# Stated problem
Reproduce the records below exactly as they appear, omitting any pictures they contain.

# Exercise material
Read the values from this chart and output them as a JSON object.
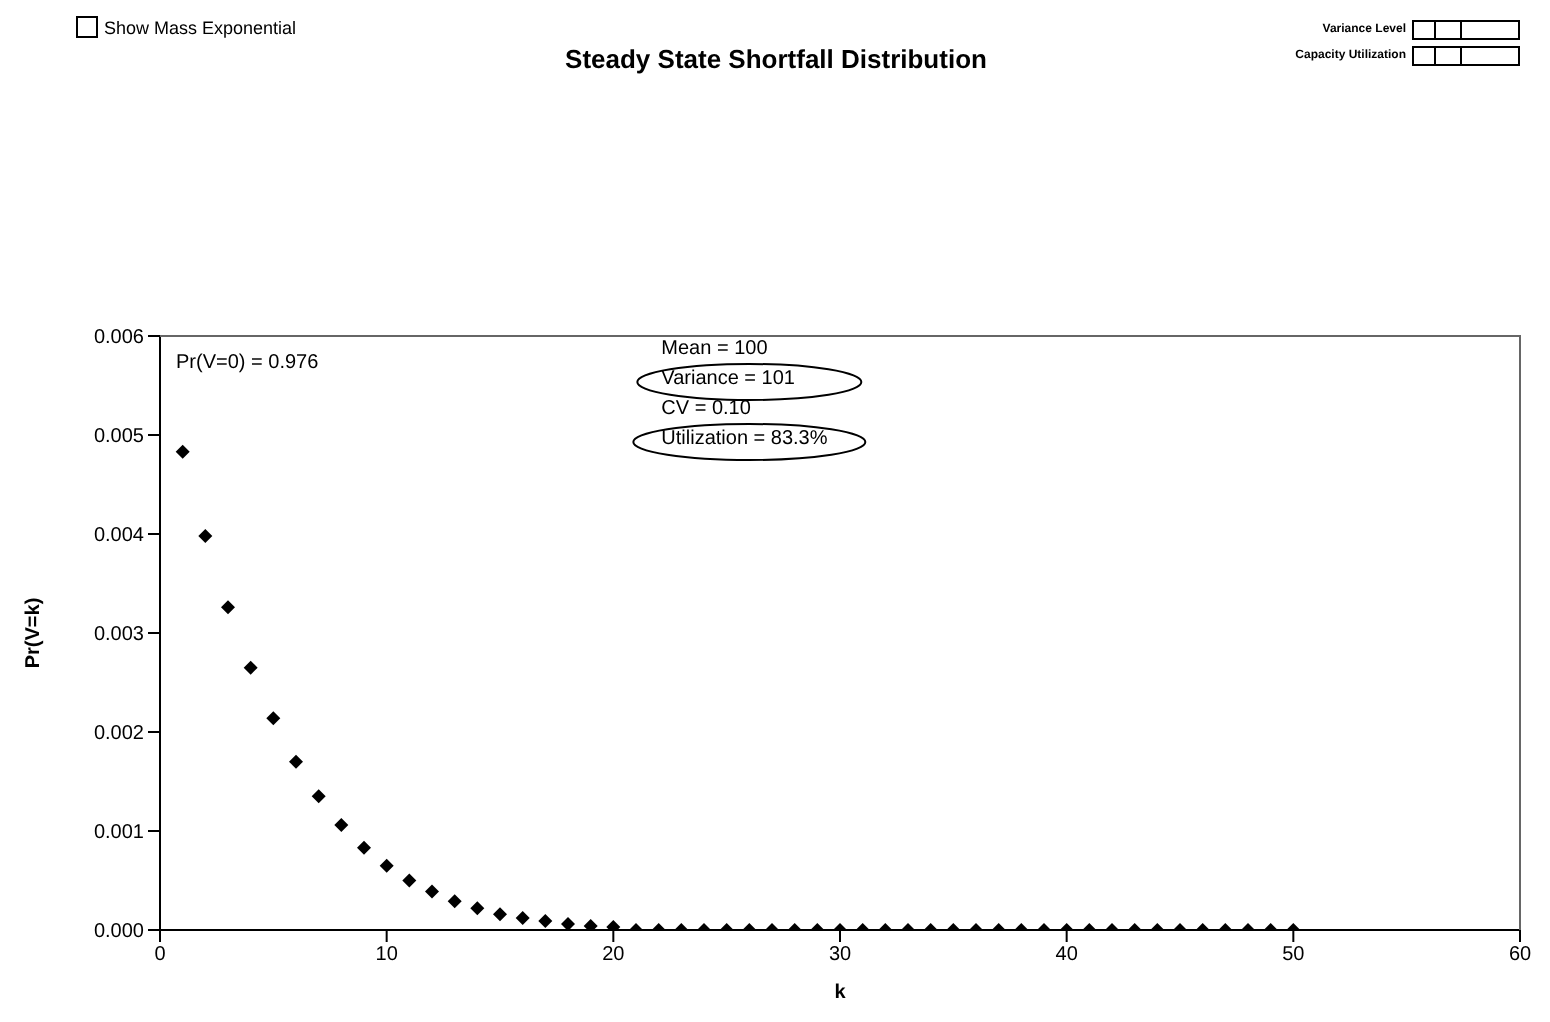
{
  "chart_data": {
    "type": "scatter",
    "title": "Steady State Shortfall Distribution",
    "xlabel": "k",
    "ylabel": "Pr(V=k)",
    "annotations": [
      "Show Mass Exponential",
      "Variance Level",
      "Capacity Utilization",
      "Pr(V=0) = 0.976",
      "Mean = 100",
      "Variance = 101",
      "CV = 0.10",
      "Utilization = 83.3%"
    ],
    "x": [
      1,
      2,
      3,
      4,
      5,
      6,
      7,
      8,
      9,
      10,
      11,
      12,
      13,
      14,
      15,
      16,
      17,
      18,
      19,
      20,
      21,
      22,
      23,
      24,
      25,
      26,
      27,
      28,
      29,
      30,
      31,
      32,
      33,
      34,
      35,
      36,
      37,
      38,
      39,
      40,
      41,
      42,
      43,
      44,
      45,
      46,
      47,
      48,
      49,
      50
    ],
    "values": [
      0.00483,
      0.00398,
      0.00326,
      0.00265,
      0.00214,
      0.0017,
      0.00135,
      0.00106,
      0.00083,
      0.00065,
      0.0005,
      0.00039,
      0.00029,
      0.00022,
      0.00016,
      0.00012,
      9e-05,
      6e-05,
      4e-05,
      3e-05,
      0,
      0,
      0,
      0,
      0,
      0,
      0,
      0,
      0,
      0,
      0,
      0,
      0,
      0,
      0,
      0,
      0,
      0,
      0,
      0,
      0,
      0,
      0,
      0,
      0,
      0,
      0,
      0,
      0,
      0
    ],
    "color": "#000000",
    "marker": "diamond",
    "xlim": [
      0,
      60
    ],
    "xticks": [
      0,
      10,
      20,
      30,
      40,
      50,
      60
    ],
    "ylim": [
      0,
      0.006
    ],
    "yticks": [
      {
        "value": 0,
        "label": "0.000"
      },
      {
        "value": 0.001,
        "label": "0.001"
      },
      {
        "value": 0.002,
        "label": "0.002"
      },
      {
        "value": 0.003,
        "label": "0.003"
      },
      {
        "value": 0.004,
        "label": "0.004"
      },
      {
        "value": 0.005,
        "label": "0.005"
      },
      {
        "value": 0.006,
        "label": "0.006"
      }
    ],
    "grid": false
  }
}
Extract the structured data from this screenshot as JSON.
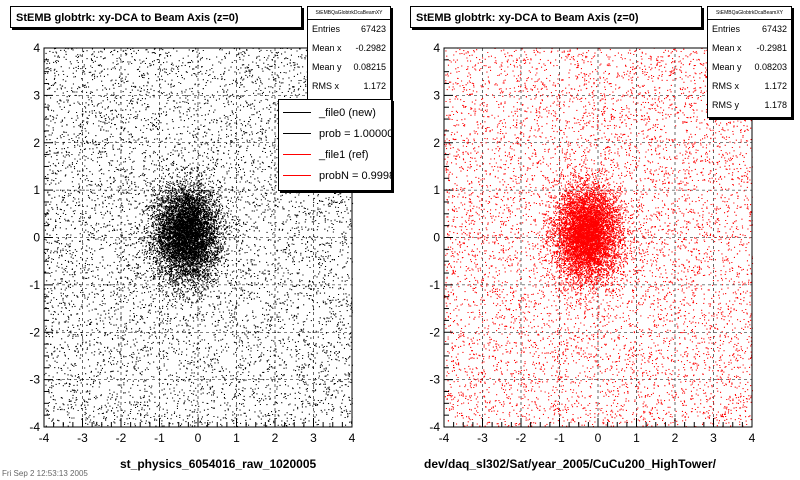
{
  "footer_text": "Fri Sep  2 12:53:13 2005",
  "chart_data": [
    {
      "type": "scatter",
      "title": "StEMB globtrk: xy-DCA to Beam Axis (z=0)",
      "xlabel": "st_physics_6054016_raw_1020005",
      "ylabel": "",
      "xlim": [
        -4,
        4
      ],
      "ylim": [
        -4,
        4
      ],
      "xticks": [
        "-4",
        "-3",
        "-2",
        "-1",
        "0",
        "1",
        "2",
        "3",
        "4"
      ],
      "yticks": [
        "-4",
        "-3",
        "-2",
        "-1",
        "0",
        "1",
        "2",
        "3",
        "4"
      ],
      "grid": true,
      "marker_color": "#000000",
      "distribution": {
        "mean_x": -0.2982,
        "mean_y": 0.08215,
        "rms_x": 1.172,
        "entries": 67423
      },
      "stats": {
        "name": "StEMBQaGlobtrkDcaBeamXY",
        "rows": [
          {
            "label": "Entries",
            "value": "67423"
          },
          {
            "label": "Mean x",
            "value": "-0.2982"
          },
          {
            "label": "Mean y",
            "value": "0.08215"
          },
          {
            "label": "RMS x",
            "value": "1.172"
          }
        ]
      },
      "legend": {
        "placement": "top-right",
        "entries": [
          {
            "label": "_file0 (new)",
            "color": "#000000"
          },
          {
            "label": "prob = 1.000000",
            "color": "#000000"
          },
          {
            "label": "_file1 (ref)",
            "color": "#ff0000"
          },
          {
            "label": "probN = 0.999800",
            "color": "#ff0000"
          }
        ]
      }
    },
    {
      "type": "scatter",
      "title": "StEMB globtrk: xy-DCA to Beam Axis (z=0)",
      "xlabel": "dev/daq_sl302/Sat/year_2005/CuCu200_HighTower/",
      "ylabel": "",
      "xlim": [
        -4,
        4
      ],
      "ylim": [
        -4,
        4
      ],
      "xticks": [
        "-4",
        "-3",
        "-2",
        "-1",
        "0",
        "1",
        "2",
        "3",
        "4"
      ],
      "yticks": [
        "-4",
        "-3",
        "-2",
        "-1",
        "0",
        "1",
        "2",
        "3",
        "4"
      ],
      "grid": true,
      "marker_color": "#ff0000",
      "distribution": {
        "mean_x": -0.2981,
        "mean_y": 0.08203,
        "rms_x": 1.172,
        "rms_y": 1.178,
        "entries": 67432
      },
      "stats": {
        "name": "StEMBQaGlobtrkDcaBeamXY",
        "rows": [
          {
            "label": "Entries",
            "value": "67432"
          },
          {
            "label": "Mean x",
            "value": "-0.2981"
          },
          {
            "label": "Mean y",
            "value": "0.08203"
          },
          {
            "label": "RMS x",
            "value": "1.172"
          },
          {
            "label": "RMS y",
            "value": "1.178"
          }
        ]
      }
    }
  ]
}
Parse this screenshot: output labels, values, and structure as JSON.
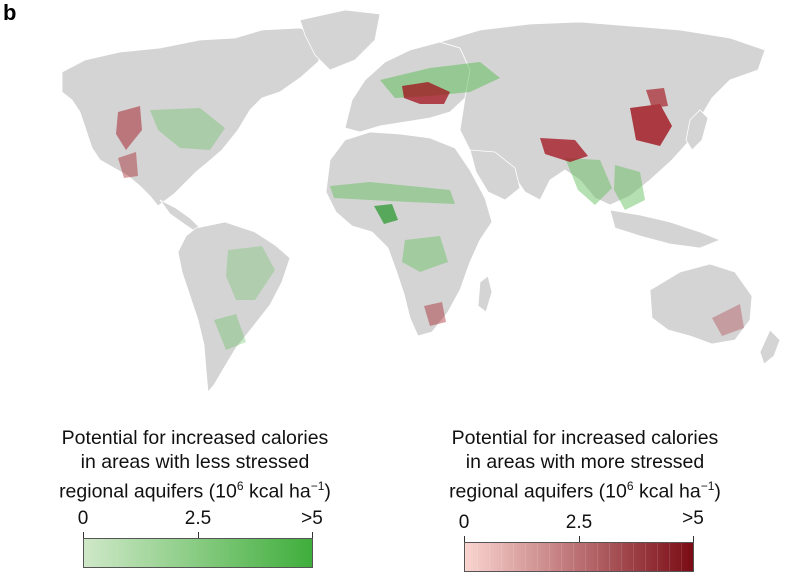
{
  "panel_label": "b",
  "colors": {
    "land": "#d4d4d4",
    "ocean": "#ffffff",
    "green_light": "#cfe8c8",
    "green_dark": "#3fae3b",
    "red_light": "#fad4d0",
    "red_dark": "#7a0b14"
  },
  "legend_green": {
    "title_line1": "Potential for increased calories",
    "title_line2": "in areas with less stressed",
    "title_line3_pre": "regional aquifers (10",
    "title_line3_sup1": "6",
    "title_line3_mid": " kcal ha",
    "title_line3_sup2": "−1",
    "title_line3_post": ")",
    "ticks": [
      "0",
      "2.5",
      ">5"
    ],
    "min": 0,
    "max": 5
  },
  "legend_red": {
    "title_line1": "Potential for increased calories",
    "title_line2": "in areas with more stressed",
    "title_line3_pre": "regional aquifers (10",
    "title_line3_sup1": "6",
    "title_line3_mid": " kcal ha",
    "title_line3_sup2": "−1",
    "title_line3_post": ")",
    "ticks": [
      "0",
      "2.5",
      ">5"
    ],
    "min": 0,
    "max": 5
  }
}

# Output of the task
Read the values from this chart and output them as a JSON object.
{
  "chart_data": {
    "type": "scatter",
    "title": "Steady State Shortfall Distribution",
    "xlabel": "k",
    "ylabel": "Pr(V=k)",
    "annotations": [
      "Show Mass Exponential",
      "Variance Level",
      "Capacity Utilization",
      "Pr(V=0) = 0.976",
      "Mean = 100",
      "Variance = 101",
      "CV = 0.10",
      "Utilization = 83.3%"
    ],
    "x": [
      1,
      2,
      3,
      4,
      5,
      6,
      7,
      8,
      9,
      10,
      11,
      12,
      13,
      14,
      15,
      16,
      17,
      18,
      19,
      20,
      21,
      22,
      23,
      24,
      25,
      26,
      27,
      28,
      29,
      30,
      31,
      32,
      33,
      34,
      35,
      36,
      37,
      38,
      39,
      40,
      41,
      42,
      43,
      44,
      45,
      46,
      47,
      48,
      49,
      50
    ],
    "values": [
      0.00483,
      0.00398,
      0.00326,
      0.00265,
      0.00214,
      0.0017,
      0.00135,
      0.00106,
      0.00083,
      0.00065,
      0.0005,
      0.00039,
      0.00029,
      0.00022,
      0.00016,
      0.00012,
      9e-05,
      6e-05,
      4e-05,
      3e-05,
      0,
      0,
      0,
      0,
      0,
      0,
      0,
      0,
      0,
      0,
      0,
      0,
      0,
      0,
      0,
      0,
      0,
      0,
      0,
      0,
      0,
      0,
      0,
      0,
      0,
      0,
      0,
      0,
      0,
      0
    ],
    "color": "#000000",
    "marker": "diamond",
    "xlim": [
      0,
      60
    ],
    "xticks": [
      0,
      10,
      20,
      30,
      40,
      50,
      60
    ],
    "ylim": [
      0,
      0.006
    ],
    "yticks": [
      {
        "value": 0,
        "label": "0.000"
      },
      {
        "value": 0.001,
        "label": "0.001"
      },
      {
        "value": 0.002,
        "label": "0.002"
      },
      {
        "value": 0.003,
        "label": "0.003"
      },
      {
        "value": 0.004,
        "label": "0.004"
      },
      {
        "value": 0.005,
        "label": "0.005"
      },
      {
        "value": 0.006,
        "label": "0.006"
      }
    ],
    "grid": false
  }
}
Extract the structured data from this screenshot as JSON.
{
  "footer_text": "Fri Sep  2 12:53:13 2005",
  "chart_data": [
    {
      "type": "scatter",
      "title": "StEMB globtrk: xy-DCA to Beam Axis (z=0)",
      "xlabel": "st_physics_6054016_raw_1020005",
      "ylabel": "",
      "xlim": [
        -4,
        4
      ],
      "ylim": [
        -4,
        4
      ],
      "xticks": [
        "-4",
        "-3",
        "-2",
        "-1",
        "0",
        "1",
        "2",
        "3",
        "4"
      ],
      "yticks": [
        "-4",
        "-3",
        "-2",
        "-1",
        "0",
        "1",
        "2",
        "3",
        "4"
      ],
      "grid": true,
      "marker_color": "#000000",
      "distribution": {
        "mean_x": -0.2982,
        "mean_y": 0.08215,
        "rms_x": 1.172,
        "entries": 67423
      },
      "stats": {
        "name": "StEMBQaGlobtrkDcaBeamXY",
        "rows": [
          {
            "label": "Entries",
            "value": "67423"
          },
          {
            "label": "Mean x",
            "value": "-0.2982"
          },
          {
            "label": "Mean y",
            "value": "0.08215"
          },
          {
            "label": "RMS x",
            "value": "1.172"
          }
        ]
      },
      "legend": {
        "placement": "top-right",
        "entries": [
          {
            "label": "_file0 (new)",
            "color": "#000000"
          },
          {
            "label": "prob = 1.000000",
            "color": "#000000"
          },
          {
            "label": "_file1 (ref)",
            "color": "#ff0000"
          },
          {
            "label": "probN = 0.999800",
            "color": "#ff0000"
          }
        ]
      }
    },
    {
      "type": "scatter",
      "title": "StEMB globtrk: xy-DCA to Beam Axis (z=0)",
      "xlabel": "dev/daq_sl302/Sat/year_2005/CuCu200_HighTower/",
      "ylabel": "",
      "xlim": [
        -4,
        4
      ],
      "ylim": [
        -4,
        4
      ],
      "xticks": [
        "-4",
        "-3",
        "-2",
        "-1",
        "0",
        "1",
        "2",
        "3",
        "4"
      ],
      "yticks": [
        "-4",
        "-3",
        "-2",
        "-1",
        "0",
        "1",
        "2",
        "3",
        "4"
      ],
      "grid": true,
      "marker_color": "#ff0000",
      "distribution": {
        "mean_x": -0.2981,
        "mean_y": 0.08203,
        "rms_x": 1.172,
        "rms_y": 1.178,
        "entries": 67432
      },
      "stats": {
        "name": "StEMBQaGlobtrkDcaBeamXY",
        "rows": [
          {
            "label": "Entries",
            "value": "67432"
          },
          {
            "label": "Mean x",
            "value": "-0.2981"
          },
          {
            "label": "Mean y",
            "value": "0.08203"
          },
          {
            "label": "RMS x",
            "value": "1.172"
          },
          {
            "label": "RMS y",
            "value": "1.178"
          }
        ]
      }
    }
  ]
}
Parse this screenshot: output labels, values, and structure as JSON.
{
  "panel_label": "b",
  "colors": {
    "land": "#d4d4d4",
    "ocean": "#ffffff",
    "green_light": "#cfe8c8",
    "green_dark": "#3fae3b",
    "red_light": "#fad4d0",
    "red_dark": "#7a0b14"
  },
  "legend_green": {
    "title_line1": "Potential for increased calories",
    "title_line2": "in areas with less stressed",
    "title_line3_pre": "regional aquifers (10",
    "title_line3_sup1": "6",
    "title_line3_mid": " kcal ha",
    "title_line3_sup2": "−1",
    "title_line3_post": ")",
    "ticks": [
      "0",
      "2.5",
      ">5"
    ],
    "min": 0,
    "max": 5
  },
  "legend_red": {
    "title_line1": "Potential for increased calories",
    "title_line2": "in areas with more stressed",
    "title_line3_pre": "regional aquifers (10",
    "title_line3_sup1": "6",
    "title_line3_mid": " kcal ha",
    "title_line3_sup2": "−1",
    "title_line3_post": ")",
    "ticks": [
      "0",
      "2.5",
      ">5"
    ],
    "min": 0,
    "max": 5
  }
}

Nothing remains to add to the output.